-- Request --
Write the records out again, precisely as they stand.

[Data extracted from a collection]
# # # # # # #

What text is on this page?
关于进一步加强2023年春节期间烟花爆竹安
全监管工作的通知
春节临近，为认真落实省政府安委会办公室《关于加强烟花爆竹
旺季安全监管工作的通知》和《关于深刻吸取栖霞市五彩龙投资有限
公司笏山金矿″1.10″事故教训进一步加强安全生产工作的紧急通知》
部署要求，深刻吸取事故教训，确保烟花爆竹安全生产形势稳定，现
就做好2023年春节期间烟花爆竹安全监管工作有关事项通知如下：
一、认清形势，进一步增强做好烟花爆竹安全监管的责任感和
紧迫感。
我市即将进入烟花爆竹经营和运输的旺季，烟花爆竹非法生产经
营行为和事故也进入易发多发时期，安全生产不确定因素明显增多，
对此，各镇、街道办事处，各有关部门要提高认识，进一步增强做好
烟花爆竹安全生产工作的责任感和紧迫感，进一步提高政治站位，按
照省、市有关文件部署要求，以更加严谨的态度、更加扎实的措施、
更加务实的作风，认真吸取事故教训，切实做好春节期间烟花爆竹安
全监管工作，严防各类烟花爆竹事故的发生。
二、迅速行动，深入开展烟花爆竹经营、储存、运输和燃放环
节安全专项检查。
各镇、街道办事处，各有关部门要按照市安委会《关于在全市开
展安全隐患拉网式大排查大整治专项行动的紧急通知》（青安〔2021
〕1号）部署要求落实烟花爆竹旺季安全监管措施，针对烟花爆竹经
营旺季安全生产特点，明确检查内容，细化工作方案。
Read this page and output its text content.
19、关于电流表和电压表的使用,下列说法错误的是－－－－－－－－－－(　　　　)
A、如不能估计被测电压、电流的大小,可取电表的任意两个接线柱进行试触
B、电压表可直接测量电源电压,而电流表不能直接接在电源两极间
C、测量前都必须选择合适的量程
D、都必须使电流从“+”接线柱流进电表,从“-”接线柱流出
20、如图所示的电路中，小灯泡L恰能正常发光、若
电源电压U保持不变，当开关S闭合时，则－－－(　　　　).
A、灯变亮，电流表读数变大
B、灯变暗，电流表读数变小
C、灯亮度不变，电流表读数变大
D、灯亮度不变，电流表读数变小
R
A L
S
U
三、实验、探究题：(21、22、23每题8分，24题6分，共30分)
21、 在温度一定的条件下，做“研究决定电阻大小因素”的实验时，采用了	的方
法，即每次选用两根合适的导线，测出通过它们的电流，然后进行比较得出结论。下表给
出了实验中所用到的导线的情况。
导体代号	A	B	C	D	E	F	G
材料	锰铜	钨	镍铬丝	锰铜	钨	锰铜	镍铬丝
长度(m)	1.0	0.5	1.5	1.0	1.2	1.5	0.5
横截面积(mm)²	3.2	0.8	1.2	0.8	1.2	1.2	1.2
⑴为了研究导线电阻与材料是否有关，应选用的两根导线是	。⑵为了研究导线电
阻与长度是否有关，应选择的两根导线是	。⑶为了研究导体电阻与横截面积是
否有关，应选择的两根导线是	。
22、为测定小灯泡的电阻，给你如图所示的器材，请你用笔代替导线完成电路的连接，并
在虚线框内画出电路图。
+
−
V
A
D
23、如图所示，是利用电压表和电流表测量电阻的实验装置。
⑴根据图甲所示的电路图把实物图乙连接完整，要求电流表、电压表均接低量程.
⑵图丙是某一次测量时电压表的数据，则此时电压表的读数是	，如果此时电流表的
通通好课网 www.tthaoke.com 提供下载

# # # # # # #

-- Output --
What text is on this page?
关于进一步加强2023年春节期间烟花爆竹安
全监管工作的通知
春节临近，为认真落实省政府安委会办公室《关于加强烟花爆竹
旺季安全监管工作的通知》和《关于深刻吸取栖霞市五彩龙投资有限
公司笏山金矿″1.10″事故教训进一步加强安全生产工作的紧急通知》
部署要求，深刻吸取事故教训，确保烟花爆竹安全生产形势稳定，现
就做好2023年春节期间烟花爆竹安全监管工作有关事项通知如下：
一、认清形势，进一步增强做好烟花爆竹安全监管的责任感和
紧迫感。
我市即将进入烟花爆竹经营和运输的旺季，烟花爆竹非法生产经
营行为和事故也进入易发多发时期，安全生产不确定因素明显增多，
对此，各镇、街道办事处，各有关部门要提高认识，进一步增强做好
烟花爆竹安全生产工作的责任感和紧迫感，进一步提高政治站位，按
照省、市有关文件部署要求，以更加严谨的态度、更加扎实的措施、
更加务实的作风，认真吸取事故教训，切实做好春节期间烟花爆竹安
全监管工作，严防各类烟花爆竹事故的发生。
二、迅速行动，深入开展烟花爆竹经营、储存、运输和燃放环
节安全专项检查。
各镇、街道办事处，各有关部门要按照市安委会《关于在全市开
展安全隐患拉网式大排查大整治专项行动的紧急通知》（青安〔2021
〕1号）部署要求落实烟花爆竹旺季安全监管措施，针对烟花爆竹经
营旺季安全生产特点，明确检查内容，细化工作方案。
Read this page and output its text content.
19、关于电流表和电压表的使用,下列说法错误的是－－－－－－－－－－(　　　　)
A、如不能估计被测电压、电流的大小,可取电表的任意两个接线柱进行试触
B、电压表可直接测量电源电压,而电流表不能直接接在电源两极间
C、测量前都必须选择合适的量程
D、都必须使电流从“+”接线柱流进电表,从“-”接线柱流出
20、如图所示的电路中，小灯泡L恰能正常发光、若
电源电压U保持不变，当开关S闭合时，则－－－(　　　　).
A、灯变亮，电流表读数变大
B、灯变暗，电流表读数变小
C、灯亮度不变，电流表读数变大
D、灯亮度不变，电流表读数变小
R
A L
S
U
三、实验、探究题：(21、22、23每题8分，24题6分，共30分)
21、 在温度一定的条件下，做“研究决定电阻大小因素”的实验时，采用了	的方
法，即每次选用两根合适的导线，测出通过它们的电流，然后进行比较得出结论。下表给
出了实验中所用到的导线的情况。
导体代号	A	B	C	D	E	F	G
材料	锰铜	钨	镍铬丝	锰铜	钨	锰铜	镍铬丝
长度(m)	1.0	0.5	1.5	1.0	1.2	1.5	0.5
横截面积(mm)²	3.2	0.8	1.2	0.8	1.2	1.2	1.2
⑴为了研究导线电阻与材料是否有关，应选用的两根导线是	。⑵为了研究导线电
阻与长度是否有关，应选择的两根导线是	。⑶为了研究导体电阻与横截面积是
否有关，应选择的两根导线是	。
22、为测定小灯泡的电阻，给你如图所示的器材，请你用笔代替导线完成电路的连接，并
在虚线框内画出电路图。
+
−
V
A
D
23、如图所示，是利用电压表和电流表测量电阻的实验装置。
⑴根据图甲所示的电路图把实物图乙连接完整，要求电流表、电压表均接低量程.
⑵图丙是某一次测量时电压表的数据，则此时电压表的读数是	，如果此时电流表的
通通好课网 www.tthaoke.com 提供下载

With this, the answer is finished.